• [Data in this exercise]
-*-

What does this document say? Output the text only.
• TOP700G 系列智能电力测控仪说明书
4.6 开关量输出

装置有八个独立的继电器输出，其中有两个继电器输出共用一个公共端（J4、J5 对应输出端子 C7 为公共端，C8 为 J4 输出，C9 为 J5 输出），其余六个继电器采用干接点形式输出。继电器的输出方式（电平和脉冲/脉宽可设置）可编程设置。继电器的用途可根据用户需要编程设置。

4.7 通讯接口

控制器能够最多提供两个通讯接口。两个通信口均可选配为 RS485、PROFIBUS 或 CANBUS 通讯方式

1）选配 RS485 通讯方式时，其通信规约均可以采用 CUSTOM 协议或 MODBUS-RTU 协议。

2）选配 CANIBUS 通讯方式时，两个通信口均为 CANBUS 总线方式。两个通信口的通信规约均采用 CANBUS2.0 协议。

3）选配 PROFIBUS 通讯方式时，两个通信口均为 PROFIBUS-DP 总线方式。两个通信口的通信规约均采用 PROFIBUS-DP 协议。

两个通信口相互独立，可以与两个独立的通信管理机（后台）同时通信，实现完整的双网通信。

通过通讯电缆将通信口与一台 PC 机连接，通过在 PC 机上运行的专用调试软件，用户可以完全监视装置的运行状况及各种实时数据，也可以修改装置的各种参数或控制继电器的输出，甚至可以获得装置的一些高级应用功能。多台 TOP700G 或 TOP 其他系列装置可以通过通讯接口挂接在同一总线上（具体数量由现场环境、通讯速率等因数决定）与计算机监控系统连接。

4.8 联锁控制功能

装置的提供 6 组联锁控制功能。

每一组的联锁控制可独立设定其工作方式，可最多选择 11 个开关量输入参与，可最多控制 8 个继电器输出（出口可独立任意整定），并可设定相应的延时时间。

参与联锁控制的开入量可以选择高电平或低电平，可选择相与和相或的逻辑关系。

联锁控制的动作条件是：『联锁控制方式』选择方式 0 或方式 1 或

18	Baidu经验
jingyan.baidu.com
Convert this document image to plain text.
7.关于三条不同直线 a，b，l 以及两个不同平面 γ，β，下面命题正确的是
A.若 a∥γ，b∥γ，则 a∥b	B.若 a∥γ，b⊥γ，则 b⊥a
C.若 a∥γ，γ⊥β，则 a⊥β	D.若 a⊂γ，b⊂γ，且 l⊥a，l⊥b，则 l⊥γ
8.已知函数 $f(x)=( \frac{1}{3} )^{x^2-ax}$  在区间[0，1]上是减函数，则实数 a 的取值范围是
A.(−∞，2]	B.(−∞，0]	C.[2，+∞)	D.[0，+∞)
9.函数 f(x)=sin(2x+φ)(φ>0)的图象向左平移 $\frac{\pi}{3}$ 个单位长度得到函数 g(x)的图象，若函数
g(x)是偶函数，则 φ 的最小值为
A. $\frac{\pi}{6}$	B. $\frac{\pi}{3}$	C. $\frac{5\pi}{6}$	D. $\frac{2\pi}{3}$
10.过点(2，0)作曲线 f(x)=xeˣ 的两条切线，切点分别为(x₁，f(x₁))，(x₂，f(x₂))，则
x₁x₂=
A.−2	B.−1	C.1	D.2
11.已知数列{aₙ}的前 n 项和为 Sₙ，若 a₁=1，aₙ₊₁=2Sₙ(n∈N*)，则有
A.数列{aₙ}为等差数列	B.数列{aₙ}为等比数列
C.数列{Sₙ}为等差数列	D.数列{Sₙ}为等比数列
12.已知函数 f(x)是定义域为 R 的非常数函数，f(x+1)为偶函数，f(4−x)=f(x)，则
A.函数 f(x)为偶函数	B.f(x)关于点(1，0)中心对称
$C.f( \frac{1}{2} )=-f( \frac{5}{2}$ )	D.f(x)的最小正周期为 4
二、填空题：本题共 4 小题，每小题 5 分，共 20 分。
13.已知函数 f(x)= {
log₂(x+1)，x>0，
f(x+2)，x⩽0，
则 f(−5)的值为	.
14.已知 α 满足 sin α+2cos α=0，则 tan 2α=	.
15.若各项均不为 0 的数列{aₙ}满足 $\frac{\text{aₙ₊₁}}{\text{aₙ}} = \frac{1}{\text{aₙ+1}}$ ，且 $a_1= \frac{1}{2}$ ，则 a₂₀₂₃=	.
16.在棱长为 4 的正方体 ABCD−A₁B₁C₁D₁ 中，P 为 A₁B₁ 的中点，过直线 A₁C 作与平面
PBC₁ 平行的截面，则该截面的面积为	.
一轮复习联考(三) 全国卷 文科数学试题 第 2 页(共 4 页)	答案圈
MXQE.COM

-*-

• [Instruction] Write out, word for word, every line from the one containing "Convert this document image to plain text." through the last line of the records above.

• [The output]
Convert this document image to plain text.
7.关于三条不同直线 a，b，l 以及两个不同平面 γ，β，下面命题正确的是
A.若 a∥γ，b∥γ，则 a∥b	B.若 a∥γ，b⊥γ，则 b⊥a
C.若 a∥γ，γ⊥β，则 a⊥β	D.若 a⊂γ，b⊂γ，且 l⊥a，l⊥b，则 l⊥γ
8.已知函数 $f(x)=( \frac{1}{3} )^{x^2-ax}$  在区间[0，1]上是减函数，则实数 a 的取值范围是
A.(−∞，2]	B.(−∞，0]	C.[2，+∞)	D.[0，+∞)
9.函数 f(x)=sin(2x+φ)(φ>0)的图象向左平移 $\frac{\pi}{3}$ 个单位长度得到函数 g(x)的图象，若函数
g(x)是偶函数，则 φ 的最小值为
A. $\frac{\pi}{6}$	B. $\frac{\pi}{3}$	C. $\frac{5\pi}{6}$	D. $\frac{2\pi}{3}$
10.过点(2，0)作曲线 f(x)=xeˣ 的两条切线，切点分别为(x₁，f(x₁))，(x₂，f(x₂))，则
x₁x₂=
A.−2	B.−1	C.1	D.2
11.已知数列{aₙ}的前 n 项和为 Sₙ，若 a₁=1，aₙ₊₁=2Sₙ(n∈N*)，则有
A.数列{aₙ}为等差数列	B.数列{aₙ}为等比数列
C.数列{Sₙ}为等差数列	D.数列{Sₙ}为等比数列
12.已知函数 f(x)是定义域为 R 的非常数函数，f(x+1)为偶函数，f(4−x)=f(x)，则
A.函数 f(x)为偶函数	B.f(x)关于点(1，0)中心对称
$C.f( \frac{1}{2} )=-f( \frac{5}{2}$ )	D.f(x)的最小正周期为 4
二、填空题：本题共 4 小题，每小题 5 分，共 20 分。
13.已知函数 f(x)= {
log₂(x+1)，x>0，
f(x+2)，x⩽0，
则 f(−5)的值为	.
14.已知 α 满足 sin α+2cos α=0，则 tan 2α=	.
15.若各项均不为 0 的数列{aₙ}满足 $\frac{\text{aₙ₊₁}}{\text{aₙ}} = \frac{1}{\text{aₙ+1}}$ ，且 $a_1= \frac{1}{2}$ ，则 a₂₀₂₃=	.
16.在棱长为 4 的正方体 ABCD−A₁B₁C₁D₁ 中，P 为 A₁B₁ 的中点，过直线 A₁C 作与平面
PBC₁ 平行的截面，则该截面的面积为	.
一轮复习联考(三) 全国卷 文科数学试题 第 2 页(共 4 页)	答案圈
MXQE.COM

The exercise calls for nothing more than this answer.